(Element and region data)
^^^^^^^^

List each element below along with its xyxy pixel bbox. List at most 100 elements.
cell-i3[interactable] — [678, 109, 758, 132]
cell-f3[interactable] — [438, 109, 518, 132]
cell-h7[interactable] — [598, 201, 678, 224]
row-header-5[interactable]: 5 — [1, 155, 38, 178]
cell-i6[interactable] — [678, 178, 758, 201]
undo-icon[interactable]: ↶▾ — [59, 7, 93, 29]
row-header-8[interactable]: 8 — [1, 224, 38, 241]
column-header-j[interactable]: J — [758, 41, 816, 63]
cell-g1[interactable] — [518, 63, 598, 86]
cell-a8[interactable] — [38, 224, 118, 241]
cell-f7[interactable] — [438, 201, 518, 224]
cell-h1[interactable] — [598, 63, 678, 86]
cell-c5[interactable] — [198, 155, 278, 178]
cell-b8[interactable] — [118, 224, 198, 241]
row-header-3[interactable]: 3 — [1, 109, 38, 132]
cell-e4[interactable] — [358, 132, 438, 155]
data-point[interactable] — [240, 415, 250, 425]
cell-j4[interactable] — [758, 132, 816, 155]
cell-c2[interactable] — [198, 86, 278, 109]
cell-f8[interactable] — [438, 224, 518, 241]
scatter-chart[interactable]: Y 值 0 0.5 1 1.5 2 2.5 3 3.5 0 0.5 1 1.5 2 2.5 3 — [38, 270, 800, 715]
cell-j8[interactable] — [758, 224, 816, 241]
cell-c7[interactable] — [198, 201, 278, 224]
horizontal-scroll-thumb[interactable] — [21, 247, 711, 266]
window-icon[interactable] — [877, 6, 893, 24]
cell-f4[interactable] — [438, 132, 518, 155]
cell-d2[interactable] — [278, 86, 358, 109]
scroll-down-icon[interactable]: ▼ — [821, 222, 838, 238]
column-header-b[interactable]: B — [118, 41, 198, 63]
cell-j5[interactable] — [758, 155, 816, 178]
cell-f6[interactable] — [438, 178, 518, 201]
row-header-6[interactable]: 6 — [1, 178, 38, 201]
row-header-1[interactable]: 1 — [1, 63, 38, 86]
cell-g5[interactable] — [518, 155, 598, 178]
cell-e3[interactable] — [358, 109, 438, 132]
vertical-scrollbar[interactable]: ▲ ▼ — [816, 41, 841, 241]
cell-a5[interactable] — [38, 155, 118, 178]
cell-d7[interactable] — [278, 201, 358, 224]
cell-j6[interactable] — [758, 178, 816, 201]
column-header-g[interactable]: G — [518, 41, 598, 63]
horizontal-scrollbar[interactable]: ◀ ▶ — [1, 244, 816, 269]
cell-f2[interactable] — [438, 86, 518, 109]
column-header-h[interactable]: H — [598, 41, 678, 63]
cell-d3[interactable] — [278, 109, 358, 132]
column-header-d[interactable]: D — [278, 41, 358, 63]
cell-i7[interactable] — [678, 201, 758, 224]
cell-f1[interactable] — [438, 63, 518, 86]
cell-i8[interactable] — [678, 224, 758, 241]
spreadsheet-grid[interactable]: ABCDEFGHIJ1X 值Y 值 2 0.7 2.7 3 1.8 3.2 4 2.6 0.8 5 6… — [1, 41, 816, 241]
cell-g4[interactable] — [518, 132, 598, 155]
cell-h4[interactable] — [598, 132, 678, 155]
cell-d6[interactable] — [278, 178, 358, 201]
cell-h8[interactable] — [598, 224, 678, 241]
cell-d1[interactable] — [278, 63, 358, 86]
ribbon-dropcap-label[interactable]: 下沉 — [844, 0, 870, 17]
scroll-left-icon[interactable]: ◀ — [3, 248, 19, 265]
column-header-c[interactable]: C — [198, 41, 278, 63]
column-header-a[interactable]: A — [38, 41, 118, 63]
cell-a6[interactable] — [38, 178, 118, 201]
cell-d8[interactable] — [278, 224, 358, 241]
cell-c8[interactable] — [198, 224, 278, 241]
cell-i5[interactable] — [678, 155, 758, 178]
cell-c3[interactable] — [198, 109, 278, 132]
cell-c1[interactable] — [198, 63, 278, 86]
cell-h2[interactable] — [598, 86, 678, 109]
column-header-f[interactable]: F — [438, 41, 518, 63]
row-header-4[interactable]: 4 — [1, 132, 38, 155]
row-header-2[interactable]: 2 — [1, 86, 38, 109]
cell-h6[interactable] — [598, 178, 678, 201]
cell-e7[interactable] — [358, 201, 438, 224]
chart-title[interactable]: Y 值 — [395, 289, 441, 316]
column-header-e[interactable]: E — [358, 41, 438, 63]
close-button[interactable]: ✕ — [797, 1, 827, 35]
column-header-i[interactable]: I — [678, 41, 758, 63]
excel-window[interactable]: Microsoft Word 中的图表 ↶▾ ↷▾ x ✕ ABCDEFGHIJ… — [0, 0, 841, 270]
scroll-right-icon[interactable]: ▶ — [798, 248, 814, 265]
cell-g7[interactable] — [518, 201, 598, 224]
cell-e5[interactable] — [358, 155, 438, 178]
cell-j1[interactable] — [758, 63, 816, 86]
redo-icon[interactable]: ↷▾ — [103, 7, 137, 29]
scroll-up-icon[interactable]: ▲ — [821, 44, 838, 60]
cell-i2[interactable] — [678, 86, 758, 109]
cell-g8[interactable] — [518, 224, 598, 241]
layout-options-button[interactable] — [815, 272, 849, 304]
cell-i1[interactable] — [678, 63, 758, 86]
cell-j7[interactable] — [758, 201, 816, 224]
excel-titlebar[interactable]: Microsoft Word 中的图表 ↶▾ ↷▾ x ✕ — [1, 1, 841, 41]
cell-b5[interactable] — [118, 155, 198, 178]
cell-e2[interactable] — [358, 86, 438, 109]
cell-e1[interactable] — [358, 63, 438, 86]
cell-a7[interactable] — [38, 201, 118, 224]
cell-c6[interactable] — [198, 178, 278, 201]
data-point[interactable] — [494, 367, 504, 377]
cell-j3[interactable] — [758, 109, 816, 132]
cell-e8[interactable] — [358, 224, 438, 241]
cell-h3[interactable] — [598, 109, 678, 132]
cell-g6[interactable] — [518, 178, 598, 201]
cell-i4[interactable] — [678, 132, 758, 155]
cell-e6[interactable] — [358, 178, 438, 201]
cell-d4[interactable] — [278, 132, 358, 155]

^^^^^^^^

* _Exercise task_: Reproduce every line of the records above, keeping each character and line unchanged.

* _Final answer_:
List each element below along with its xyxy pixel bbox. List at most 100 elements.
cell-i3[interactable] — [678, 109, 758, 132]
cell-f3[interactable] — [438, 109, 518, 132]
cell-h7[interactable] — [598, 201, 678, 224]
row-header-5[interactable]: 5 — [1, 155, 38, 178]
cell-i6[interactable] — [678, 178, 758, 201]
undo-icon[interactable]: ↶▾ — [59, 7, 93, 29]
row-header-8[interactable]: 8 — [1, 224, 38, 241]
column-header-j[interactable]: J — [758, 41, 816, 63]
cell-g1[interactable] — [518, 63, 598, 86]
cell-a8[interactable] — [38, 224, 118, 241]
cell-f7[interactable] — [438, 201, 518, 224]
cell-h1[interactable] — [598, 63, 678, 86]
cell-c5[interactable] — [198, 155, 278, 178]
cell-b8[interactable] — [118, 224, 198, 241]
row-header-3[interactable]: 3 — [1, 109, 38, 132]
cell-e4[interactable] — [358, 132, 438, 155]
data-point[interactable] — [240, 415, 250, 425]
cell-j4[interactable] — [758, 132, 816, 155]
cell-c2[interactable] — [198, 86, 278, 109]
cell-f8[interactable] — [438, 224, 518, 241]
scatter-chart[interactable]: Y 值 0 0.5 1 1.5 2 2.5 3 3.5 0 0.5 1 1.5 2 2.5 3 — [38, 270, 800, 715]
cell-j8[interactable] — [758, 224, 816, 241]
cell-c7[interactable] — [198, 201, 278, 224]
horizontal-scroll-thumb[interactable] — [21, 247, 711, 266]
window-icon[interactable] — [877, 6, 893, 24]
cell-f4[interactable] — [438, 132, 518, 155]
cell-d2[interactable] — [278, 86, 358, 109]
scroll-down-icon[interactable]: ▼ — [821, 222, 838, 238]
column-header-b[interactable]: B — [118, 41, 198, 63]
cell-j5[interactable] — [758, 155, 816, 178]
cell-f6[interactable] — [438, 178, 518, 201]
row-header-6[interactable]: 6 — [1, 178, 38, 201]
row-header-1[interactable]: 1 — [1, 63, 38, 86]
cell-g5[interactable] — [518, 155, 598, 178]
cell-e3[interactable] — [358, 109, 438, 132]
vertical-scrollbar[interactable]: ▲ ▼ — [816, 41, 841, 241]
cell-a5[interactable] — [38, 155, 118, 178]
cell-d7[interactable] — [278, 201, 358, 224]
cell-j6[interactable] — [758, 178, 816, 201]
column-header-g[interactable]: G — [518, 41, 598, 63]
horizontal-scrollbar[interactable]: ◀ ▶ — [1, 244, 816, 269]
cell-f2[interactable] — [438, 86, 518, 109]
column-header-h[interactable]: H — [598, 41, 678, 63]
cell-d3[interactable] — [278, 109, 358, 132]
column-header-d[interactable]: D — [278, 41, 358, 63]
cell-i7[interactable] — [678, 201, 758, 224]
cell-f1[interactable] — [438, 63, 518, 86]
cell-i8[interactable] — [678, 224, 758, 241]
spreadsheet-grid[interactable]: ABCDEFGHIJ1X 值Y 值 2 0.7 2.7 3 1.8 3.2 4 2.6 0.8 5 6… — [1, 41, 816, 241]
cell-g4[interactable] — [518, 132, 598, 155]
cell-h4[interactable] — [598, 132, 678, 155]
cell-d6[interactable] — [278, 178, 358, 201]
cell-h8[interactable] — [598, 224, 678, 241]
cell-d1[interactable] — [278, 63, 358, 86]
ribbon-dropcap-label[interactable]: 下沉 — [844, 0, 870, 17]
scroll-left-icon[interactable]: ◀ — [3, 248, 19, 265]
column-header-c[interactable]: C — [198, 41, 278, 63]
column-header-a[interactable]: A — [38, 41, 118, 63]
cell-a6[interactable] — [38, 178, 118, 201]
cell-d8[interactable] — [278, 224, 358, 241]
cell-c8[interactable] — [198, 224, 278, 241]
cell-i5[interactable] — [678, 155, 758, 178]
cell-c3[interactable] — [198, 109, 278, 132]
cell-c1[interactable] — [198, 63, 278, 86]
cell-h2[interactable] — [598, 86, 678, 109]
column-header-f[interactable]: F — [438, 41, 518, 63]
row-header-4[interactable]: 4 — [1, 132, 38, 155]
row-header-2[interactable]: 2 — [1, 86, 38, 109]
cell-h6[interactable] — [598, 178, 678, 201]
cell-e7[interactable] — [358, 201, 438, 224]
chart-title[interactable]: Y 值 — [395, 289, 441, 316]
column-header-e[interactable]: E — [358, 41, 438, 63]
close-button[interactable]: ✕ — [797, 1, 827, 35]
column-header-i[interactable]: I — [678, 41, 758, 63]
excel-window[interactable]: Microsoft Word 中的图表 ↶▾ ↷▾ x ✕ ABCDEFGHIJ… — [0, 0, 841, 270]
scroll-right-icon[interactable]: ▶ — [798, 248, 814, 265]
cell-g7[interactable] — [518, 201, 598, 224]
cell-e5[interactable] — [358, 155, 438, 178]
cell-j1[interactable] — [758, 63, 816, 86]
redo-icon[interactable]: ↷▾ — [103, 7, 137, 29]
scroll-up-icon[interactable]: ▲ — [821, 44, 838, 60]
cell-i2[interactable] — [678, 86, 758, 109]
cell-g8[interactable] — [518, 224, 598, 241]
layout-options-button[interactable] — [815, 272, 849, 304]
cell-i1[interactable] — [678, 63, 758, 86]
cell-j7[interactable] — [758, 201, 816, 224]
excel-titlebar[interactable]: Microsoft Word 中的图表 ↶▾ ↷▾ x ✕ — [1, 1, 841, 41]
cell-b5[interactable] — [118, 155, 198, 178]
cell-e2[interactable] — [358, 86, 438, 109]
cell-e1[interactable] — [358, 63, 438, 86]
cell-a7[interactable] — [38, 201, 118, 224]
cell-c6[interactable] — [198, 178, 278, 201]
data-point[interactable] — [494, 367, 504, 377]
cell-j3[interactable] — [758, 109, 816, 132]
cell-e8[interactable] — [358, 224, 438, 241]
cell-h3[interactable] — [598, 109, 678, 132]
cell-g6[interactable] — [518, 178, 598, 201]
cell-i4[interactable] — [678, 132, 758, 155]
cell-e6[interactable] — [358, 178, 438, 201]
cell-d4[interactable] — [278, 132, 358, 155]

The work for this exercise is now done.